• [Your goal]:
All of the records below need to be copied exactly.

Collected data:
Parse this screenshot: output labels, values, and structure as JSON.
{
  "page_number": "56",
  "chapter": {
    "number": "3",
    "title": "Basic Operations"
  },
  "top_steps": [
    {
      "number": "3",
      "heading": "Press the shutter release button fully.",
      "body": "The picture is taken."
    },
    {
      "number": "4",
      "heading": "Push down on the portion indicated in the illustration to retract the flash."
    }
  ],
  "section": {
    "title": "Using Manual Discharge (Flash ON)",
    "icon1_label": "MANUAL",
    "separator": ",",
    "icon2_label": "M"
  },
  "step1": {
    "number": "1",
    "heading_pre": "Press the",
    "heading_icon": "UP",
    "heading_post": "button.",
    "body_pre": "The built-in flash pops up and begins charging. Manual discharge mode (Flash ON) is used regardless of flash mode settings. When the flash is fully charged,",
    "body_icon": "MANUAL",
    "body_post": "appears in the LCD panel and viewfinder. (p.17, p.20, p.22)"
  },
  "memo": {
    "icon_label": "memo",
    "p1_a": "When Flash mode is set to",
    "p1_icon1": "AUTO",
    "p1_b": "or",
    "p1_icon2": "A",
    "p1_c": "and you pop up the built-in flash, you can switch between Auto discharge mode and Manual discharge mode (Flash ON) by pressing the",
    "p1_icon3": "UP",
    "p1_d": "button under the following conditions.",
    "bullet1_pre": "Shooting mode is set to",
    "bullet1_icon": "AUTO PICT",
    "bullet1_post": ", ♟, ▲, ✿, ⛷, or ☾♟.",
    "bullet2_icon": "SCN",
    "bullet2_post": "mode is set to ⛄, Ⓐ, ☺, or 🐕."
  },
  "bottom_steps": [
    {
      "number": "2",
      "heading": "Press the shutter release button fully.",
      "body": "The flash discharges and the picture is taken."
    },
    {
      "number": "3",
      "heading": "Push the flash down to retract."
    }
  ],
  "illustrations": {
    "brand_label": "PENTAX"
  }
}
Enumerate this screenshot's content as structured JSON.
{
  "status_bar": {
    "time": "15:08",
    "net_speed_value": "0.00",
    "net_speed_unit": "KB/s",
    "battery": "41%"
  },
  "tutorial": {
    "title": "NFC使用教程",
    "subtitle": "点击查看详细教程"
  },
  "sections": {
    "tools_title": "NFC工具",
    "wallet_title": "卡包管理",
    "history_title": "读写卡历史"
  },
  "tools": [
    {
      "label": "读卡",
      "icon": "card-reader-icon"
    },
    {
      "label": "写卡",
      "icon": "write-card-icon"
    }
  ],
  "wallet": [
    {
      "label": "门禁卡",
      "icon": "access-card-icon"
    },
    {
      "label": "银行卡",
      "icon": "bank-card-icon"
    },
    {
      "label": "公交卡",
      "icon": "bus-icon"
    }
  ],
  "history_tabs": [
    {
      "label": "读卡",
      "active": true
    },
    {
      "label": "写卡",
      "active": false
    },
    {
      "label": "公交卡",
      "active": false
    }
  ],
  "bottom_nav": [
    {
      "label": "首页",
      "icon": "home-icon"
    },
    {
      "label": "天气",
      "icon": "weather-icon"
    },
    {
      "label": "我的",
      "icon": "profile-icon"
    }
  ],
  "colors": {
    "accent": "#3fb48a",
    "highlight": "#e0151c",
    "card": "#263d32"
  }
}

• [Answer to this exercise]:
Parse this screenshot: output labels, values, and structure as JSON.
{
  "page_number": "56",
  "chapter": {
    "number": "3",
    "title": "Basic Operations"
  },
  "top_steps": [
    {
      "number": "3",
      "heading": "Press the shutter release button fully.",
      "body": "The picture is taken."
    },
    {
      "number": "4",
      "heading": "Push down on the portion indicated in the illustration to retract the flash."
    }
  ],
  "section": {
    "title": "Using Manual Discharge (Flash ON)",
    "icon1_label": "MANUAL",
    "separator": ",",
    "icon2_label": "M"
  },
  "step1": {
    "number": "1",
    "heading_pre": "Press the",
    "heading_icon": "UP",
    "heading_post": "button.",
    "body_pre": "The built-in flash pops up and begins charging. Manual discharge mode (Flash ON) is used regardless of flash mode settings. When the flash is fully charged,",
    "body_icon": "MANUAL",
    "body_post": "appears in the LCD panel and viewfinder. (p.17, p.20, p.22)"
  },
  "memo": {
    "icon_label": "memo",
    "p1_a": "When Flash mode is set to",
    "p1_icon1": "AUTO",
    "p1_b": "or",
    "p1_icon2": "A",
    "p1_c": "and you pop up the built-in flash, you can switch between Auto discharge mode and Manual discharge mode (Flash ON) by pressing the",
    "p1_icon3": "UP",
    "p1_d": "button under the following conditions.",
    "bullet1_pre": "Shooting mode is set to",
    "bullet1_icon": "AUTO PICT",
    "bullet1_post": ", ♟, ▲, ✿, ⛷, or ☾♟.",
    "bullet2_icon": "SCN",
    "bullet2_post": "mode is set to ⛄, Ⓐ, ☺, or 🐕."
  },
  "bottom_steps": [
    {
      "number": "2",
      "heading": "Press the shutter release button fully.",
      "body": "The flash discharges and the picture is taken."
    },
    {
      "number": "3",
      "heading": "Push the flash down to retract."
    }
  ],
  "illustrations": {
    "brand_label": "PENTAX"
  }
}
Enumerate this screenshot's content as structured JSON.
{
  "status_bar": {
    "time": "15:08",
    "net_speed_value": "0.00",
    "net_speed_unit": "KB/s",
    "battery": "41%"
  },
  "tutorial": {
    "title": "NFC使用教程",
    "subtitle": "点击查看详细教程"
  },
  "sections": {
    "tools_title": "NFC工具",
    "wallet_title": "卡包管理",
    "history_title": "读写卡历史"
  },
  "tools": [
    {
      "label": "读卡",
      "icon": "card-reader-icon"
    },
    {
      "label": "写卡",
      "icon": "write-card-icon"
    }
  ],
  "wallet": [
    {
      "label": "门禁卡",
      "icon": "access-card-icon"
    },
    {
      "label": "银行卡",
      "icon": "bank-card-icon"
    },
    {
      "label": "公交卡",
      "icon": "bus-icon"
    }
  ],
  "history_tabs": [
    {
      "label": "读卡",
      "active": true
    },
    {
      "label": "写卡",
      "active": false
    },
    {
      "label": "公交卡",
      "active": false
    }
  ],
  "bottom_nav": [
    {
      "label": "首页",
      "icon": "home-icon"
    },
    {
      "label": "天气",
      "icon": "weather-icon"
    },
    {
      "label": "我的",
      "icon": "profile-icon"
    }
  ],
  "colors": {
    "accent": "#3fb48a",
    "highlight": "#e0151c",
    "card": "#263d32"
  }
}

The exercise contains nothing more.